OBJECTIVE ▸
Take the listing and print it in full, exactly as given.

══ THE RECORDS

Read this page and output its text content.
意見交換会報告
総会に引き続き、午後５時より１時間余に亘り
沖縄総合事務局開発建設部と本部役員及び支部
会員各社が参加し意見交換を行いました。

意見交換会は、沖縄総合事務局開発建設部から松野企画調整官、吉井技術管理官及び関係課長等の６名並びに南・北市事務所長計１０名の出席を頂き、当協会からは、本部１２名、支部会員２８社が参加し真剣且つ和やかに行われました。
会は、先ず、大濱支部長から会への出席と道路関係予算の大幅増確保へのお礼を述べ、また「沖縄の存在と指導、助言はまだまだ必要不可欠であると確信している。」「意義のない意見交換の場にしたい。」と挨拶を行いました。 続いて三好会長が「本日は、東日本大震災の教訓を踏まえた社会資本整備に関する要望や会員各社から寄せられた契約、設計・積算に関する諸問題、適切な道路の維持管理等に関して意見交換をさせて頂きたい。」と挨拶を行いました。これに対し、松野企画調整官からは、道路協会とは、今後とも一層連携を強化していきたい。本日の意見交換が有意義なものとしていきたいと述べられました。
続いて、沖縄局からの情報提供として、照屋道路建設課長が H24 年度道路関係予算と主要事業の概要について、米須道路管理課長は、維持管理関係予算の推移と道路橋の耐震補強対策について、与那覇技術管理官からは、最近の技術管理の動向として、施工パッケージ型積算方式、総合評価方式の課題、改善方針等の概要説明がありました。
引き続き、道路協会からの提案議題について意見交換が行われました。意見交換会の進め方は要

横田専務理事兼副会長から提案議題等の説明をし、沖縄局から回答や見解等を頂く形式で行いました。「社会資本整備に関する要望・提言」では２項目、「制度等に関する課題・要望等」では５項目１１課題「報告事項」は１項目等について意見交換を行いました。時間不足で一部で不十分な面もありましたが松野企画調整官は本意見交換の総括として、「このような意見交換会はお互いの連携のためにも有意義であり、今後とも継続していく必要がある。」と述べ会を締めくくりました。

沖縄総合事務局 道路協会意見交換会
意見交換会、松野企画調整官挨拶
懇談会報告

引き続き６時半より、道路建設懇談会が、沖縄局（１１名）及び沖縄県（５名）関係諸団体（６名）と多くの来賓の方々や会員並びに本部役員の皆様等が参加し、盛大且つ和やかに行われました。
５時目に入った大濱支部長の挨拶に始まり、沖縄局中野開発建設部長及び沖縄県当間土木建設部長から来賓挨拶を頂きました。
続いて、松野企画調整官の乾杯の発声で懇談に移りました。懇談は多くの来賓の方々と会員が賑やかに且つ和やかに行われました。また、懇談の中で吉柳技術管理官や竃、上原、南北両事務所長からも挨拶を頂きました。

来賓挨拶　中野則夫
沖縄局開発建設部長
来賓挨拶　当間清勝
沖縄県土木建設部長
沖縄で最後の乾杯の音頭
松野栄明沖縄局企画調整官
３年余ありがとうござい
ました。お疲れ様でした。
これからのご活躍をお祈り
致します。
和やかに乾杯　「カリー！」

════

FULL RESPONSE ▸
Read this page and output its text content.
意見交換会報告
総会に引き続き、午後５時より１時間余に亘り
沖縄総合事務局開発建設部と本部役員及び支部
会員各社が参加し意見交換を行いました。

意見交換会は、沖縄総合事務局開発建設部から松野企画調整官、吉井技術管理官及び関係課長等の６名並びに南・北市事務所長計１０名の出席を頂き、当協会からは、本部１２名、支部会員２８社が参加し真剣且つ和やかに行われました。
会は、先ず、大濱支部長から会への出席と道路関係予算の大幅増確保へのお礼を述べ、また「沖縄の存在と指導、助言はまだまだ必要不可欠であると確信している。」「意義のない意見交換の場にしたい。」と挨拶を行いました。 続いて三好会長が「本日は、東日本大震災の教訓を踏まえた社会資本整備に関する要望や会員各社から寄せられた契約、設計・積算に関する諸問題、適切な道路の維持管理等に関して意見交換をさせて頂きたい。」と挨拶を行いました。これに対し、松野企画調整官からは、道路協会とは、今後とも一層連携を強化していきたい。本日の意見交換が有意義なものとしていきたいと述べられました。
続いて、沖縄局からの情報提供として、照屋道路建設課長が H24 年度道路関係予算と主要事業の概要について、米須道路管理課長は、維持管理関係予算の推移と道路橋の耐震補強対策について、与那覇技術管理官からは、最近の技術管理の動向として、施工パッケージ型積算方式、総合評価方式の課題、改善方針等の概要説明がありました。
引き続き、道路協会からの提案議題について意見交換が行われました。意見交換会の進め方は要

横田専務理事兼副会長から提案議題等の説明をし、沖縄局から回答や見解等を頂く形式で行いました。「社会資本整備に関する要望・提言」では２項目、「制度等に関する課題・要望等」では５項目１１課題「報告事項」は１項目等について意見交換を行いました。時間不足で一部で不十分な面もありましたが松野企画調整官は本意見交換の総括として、「このような意見交換会はお互いの連携のためにも有意義であり、今後とも継続していく必要がある。」と述べ会を締めくくりました。

沖縄総合事務局 道路協会意見交換会
意見交換会、松野企画調整官挨拶
懇談会報告

引き続き６時半より、道路建設懇談会が、沖縄局（１１名）及び沖縄県（５名）関係諸団体（６名）と多くの来賓の方々や会員並びに本部役員の皆様等が参加し、盛大且つ和やかに行われました。
５時目に入った大濱支部長の挨拶に始まり、沖縄局中野開発建設部長及び沖縄県当間土木建設部長から来賓挨拶を頂きました。
続いて、松野企画調整官の乾杯の発声で懇談に移りました。懇談は多くの来賓の方々と会員が賑やかに且つ和やかに行われました。また、懇談の中で吉柳技術管理官や竃、上原、南北両事務所長からも挨拶を頂きました。

来賓挨拶　中野則夫
沖縄局開発建設部長
来賓挨拶　当間清勝
沖縄県土木建設部長
沖縄で最後の乾杯の音頭
松野栄明沖縄局企画調整官
３年余ありがとうござい
ました。お疲れ様でした。
これからのご活躍をお祈り
致します。
和やかに乾杯　「カリー！」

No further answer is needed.